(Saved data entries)
☆ ☆ ☆ ☆

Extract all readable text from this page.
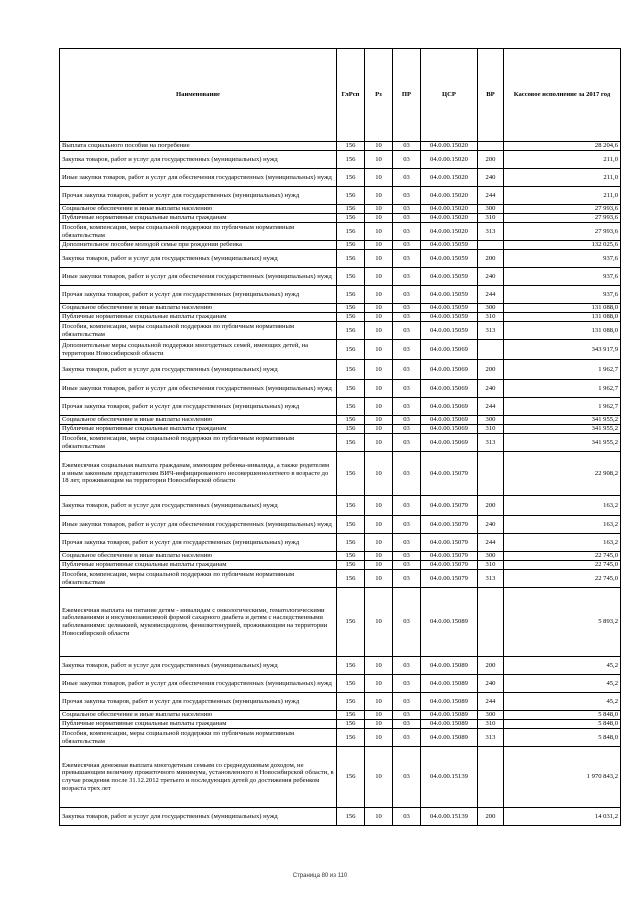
Наименование	ГлРсп	Рз	ПР	ЦСР	ВР	Кассовое исполнение за 2017 год
Выплата социального пособия на погребение	156	10	03	04.0.00.15020		28 204,6
Закупка товаров, работ и услуг для государственных (муниципальных) нужд	156	10	03	04.0.00.15020	200	211,0
Иные закупки товаров, работ и услуг для обеспечения государственных (муниципальных) нужд	156	10	03	04.0.00.15020	240	211,0
Прочая закупка товаров, работ и услуг для государственных (муниципальных) нужд	156	10	03	04.0.00.15020	244	211,0
Социальное обеспечение и иные выплаты населению	156	10	03	04.0.00.15020	300	27 993,6
Публичные нормативные социальные выплаты гражданам	156	10	03	04.0.00.15020	310	27 993,6
Пособия, компенсации, меры социальной поддержки по публичным нормативным обязательствам	156	10	03	04.0.00.15020	313	27 993,6
Дополнительное пособие молодой семье при рождении ребенка	156	10	03	04.0.00.15059		132 025,6
Закупка товаров, работ и услуг для государственных (муниципальных) нужд	156	10	03	04.0.00.15059	200	937,6
Иные закупки товаров, работ и услуг для обеспечения государственных (муниципальных) нужд	156	10	03	04.0.00.15059	240	937,6
Прочая закупка товаров, работ и услуг для государственных (муниципальных) нужд	156	10	03	04.0.00.15059	244	937,6
Социальное обеспечение и иные выплаты населению	156	10	03	04.0.00.15059	300	131 088,0
Публичные нормативные социальные выплаты гражданам	156	10	03	04.0.00.15059	310	131 088,0
Пособия, компенсации, меры социальной поддержки по публичным нормативным обязательствам	156	10	03	04.0.00.15059	313	131 088,0
Дополнительные меры социальной поддержки многодетных семей, имеющих детей, на территории Новосибирской области	156	10	03	04.0.00.15069		343 917,9
Закупка товаров, работ и услуг для государственных (муниципальных) нужд	156	10	03	04.0.00.15069	200	1 962,7
Иные закупки товаров, работ и услуг для обеспечения государственных (муниципальных) нужд	156	10	03	04.0.00.15069	240	1 962,7
Прочая закупка товаров, работ и услуг для государственных (муниципальных) нужд	156	10	03	04.0.00.15069	244	1 962,7
Социальное обеспечение и иные выплаты населению	156	10	03	04.0.00.15069	300	341 955,2
Публичные нормативные социальные выплаты гражданам	156	10	03	04.0.00.15069	310	341 955,2
Пособия, компенсации, меры социальной поддержки по публичным нормативным обязательствам	156	10	03	04.0.00.15069	313	341 955,2
Ежемесячная социальная выплата гражданам, имеющим ребенка-инвалида, а также родителям и иным законным представителям ВИЧ-инфицированного несовершеннолетнего в возрасте до 18 лет, проживающим на территории Новосибирской области	156	10	03	04.0.00.15079		22 908,2
Закупка товаров, работ и услуг для государственных (муниципальных) нужд	156	10	03	04.0.00.15079	200	163,2
Иные закупки товаров, работ и услуг для обеспечения государственных (муниципальных) нужд	156	10	03	04.0.00.15079	240	163,2
Прочая закупка товаров, работ и услуг для государственных (муниципальных) нужд	156	10	03	04.0.00.15079	244	163,2
Социальное обеспечение и иные выплаты населению	156	10	03	04.0.00.15079	300	22 745,0
Публичные нормативные социальные выплаты гражданам	156	10	03	04.0.00.15079	310	22 745,0
Пособия, компенсации, меры социальной поддержки по публичным нормативным обязательствам	156	10	03	04.0.00.15079	313	22 745,0
Ежемесячная выплата на питание детям - инвалидам с онкологическими, гематологическими заболеваниями и инсулинозависимой формой сахарного диабета и детям с наследственными заболеваниями: целиакией, муковисцидозом, фенилкетонурией, проживающим на территории Новосибирской области	156	10	03	04.0.00.15089		5 893,2
Закупка товаров, работ и услуг для государственных (муниципальных) нужд	156	10	03	04.0.00.15089	200	45,2
Иные закупки товаров, работ и услуг для обеспечения государственных (муниципальных) нужд	156	10	03	04.0.00.15089	240	45,2
Прочая закупка товаров, работ и услуг для государственных (муниципальных) нужд	156	10	03	04.0.00.15089	244	45,2
Социальное обеспечение и иные выплаты населению	156	10	03	04.0.00.15089	300	5 848,0
Публичные нормативные социальные выплаты гражданам	156	10	03	04.0.00.15089	310	5 848,0
Пособия, компенсации, меры социальной поддержки по публичным нормативным обязательствам	156	10	03	04.0.00.15089	313	5 848,0
Ежемесячная денежная выплата многодетным семьям со среднедушевым доходом, не превышающим величину прожиточного минимума, установленного в Новосибирской области, в случае рождения после 31.12.2012 третьего и последующих детей до достижения ребенком возраста трех лет	156	10	03	04.0.00.15139		1 970 843,2
Закупка товаров, работ и услуг для государственных (муниципальных) нужд	156	10	03	04.0.00.15139	200	14 031,2
Страница 80 из 110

☆ ☆ ☆ ☆

▶ EXERCISE PROMPT
Retype everything in the material word for word, minus pictures.

▶ RESULT FOR THIS TASK
Extract all readable text from this page.
Наименование	ГлРсп	Рз	ПР	ЦСР	ВР	Кассовое исполнение за 2017 год
Выплата социального пособия на погребение	156	10	03	04.0.00.15020		28 204,6
Закупка товаров, работ и услуг для государственных (муниципальных) нужд	156	10	03	04.0.00.15020	200	211,0
Иные закупки товаров, работ и услуг для обеспечения государственных (муниципальных) нужд	156	10	03	04.0.00.15020	240	211,0
Прочая закупка товаров, работ и услуг для государственных (муниципальных) нужд	156	10	03	04.0.00.15020	244	211,0
Социальное обеспечение и иные выплаты населению	156	10	03	04.0.00.15020	300	27 993,6
Публичные нормативные социальные выплаты гражданам	156	10	03	04.0.00.15020	310	27 993,6
Пособия, компенсации, меры социальной поддержки по публичным нормативным обязательствам	156	10	03	04.0.00.15020	313	27 993,6
Дополнительное пособие молодой семье при рождении ребенка	156	10	03	04.0.00.15059		132 025,6
Закупка товаров, работ и услуг для государственных (муниципальных) нужд	156	10	03	04.0.00.15059	200	937,6
Иные закупки товаров, работ и услуг для обеспечения государственных (муниципальных) нужд	156	10	03	04.0.00.15059	240	937,6
Прочая закупка товаров, работ и услуг для государственных (муниципальных) нужд	156	10	03	04.0.00.15059	244	937,6
Социальное обеспечение и иные выплаты населению	156	10	03	04.0.00.15059	300	131 088,0
Публичные нормативные социальные выплаты гражданам	156	10	03	04.0.00.15059	310	131 088,0
Пособия, компенсации, меры социальной поддержки по публичным нормативным обязательствам	156	10	03	04.0.00.15059	313	131 088,0
Дополнительные меры социальной поддержки многодетных семей, имеющих детей, на территории Новосибирской области	156	10	03	04.0.00.15069		343 917,9
Закупка товаров, работ и услуг для государственных (муниципальных) нужд	156	10	03	04.0.00.15069	200	1 962,7
Иные закупки товаров, работ и услуг для обеспечения государственных (муниципальных) нужд	156	10	03	04.0.00.15069	240	1 962,7
Прочая закупка товаров, работ и услуг для государственных (муниципальных) нужд	156	10	03	04.0.00.15069	244	1 962,7
Социальное обеспечение и иные выплаты населению	156	10	03	04.0.00.15069	300	341 955,2
Публичные нормативные социальные выплаты гражданам	156	10	03	04.0.00.15069	310	341 955,2
Пособия, компенсации, меры социальной поддержки по публичным нормативным обязательствам	156	10	03	04.0.00.15069	313	341 955,2
Ежемесячная социальная выплата гражданам, имеющим ребенка-инвалида, а также родителям и иным законным представителям ВИЧ-инфицированного несовершеннолетнего в возрасте до 18 лет, проживающим на территории Новосибирской области	156	10	03	04.0.00.15079		22 908,2
Закупка товаров, работ и услуг для государственных (муниципальных) нужд	156	10	03	04.0.00.15079	200	163,2
Иные закупки товаров, работ и услуг для обеспечения государственных (муниципальных) нужд	156	10	03	04.0.00.15079	240	163,2
Прочая закупка товаров, работ и услуг для государственных (муниципальных) нужд	156	10	03	04.0.00.15079	244	163,2
Социальное обеспечение и иные выплаты населению	156	10	03	04.0.00.15079	300	22 745,0
Публичные нормативные социальные выплаты гражданам	156	10	03	04.0.00.15079	310	22 745,0
Пособия, компенсации, меры социальной поддержки по публичным нормативным обязательствам	156	10	03	04.0.00.15079	313	22 745,0
Ежемесячная выплата на питание детям - инвалидам с онкологическими, гематологическими заболеваниями и инсулинозависимой формой сахарного диабета и детям с наследственными заболеваниями: целиакией, муковисцидозом, фенилкетонурией, проживающим на территории Новосибирской области	156	10	03	04.0.00.15089		5 893,2
Закупка товаров, работ и услуг для государственных (муниципальных) нужд	156	10	03	04.0.00.15089	200	45,2
Иные закупки товаров, работ и услуг для обеспечения государственных (муниципальных) нужд	156	10	03	04.0.00.15089	240	45,2
Прочая закупка товаров, работ и услуг для государственных (муниципальных) нужд	156	10	03	04.0.00.15089	244	45,2
Социальное обеспечение и иные выплаты населению	156	10	03	04.0.00.15089	300	5 848,0
Публичные нормативные социальные выплаты гражданам	156	10	03	04.0.00.15089	310	5 848,0
Пособия, компенсации, меры социальной поддержки по публичным нормативным обязательствам	156	10	03	04.0.00.15089	313	5 848,0
Ежемесячная денежная выплата многодетным семьям со среднедушевым доходом, не превышающим величину прожиточного минимума, установленного в Новосибирской области, в случае рождения после 31.12.2012 третьего и последующих детей до достижения ребенком возраста трех лет	156	10	03	04.0.00.15139		1 970 843,2
Закупка товаров, работ и услуг для государственных (муниципальных) нужд	156	10	03	04.0.00.15139	200	14 031,2
Страница 80 из 110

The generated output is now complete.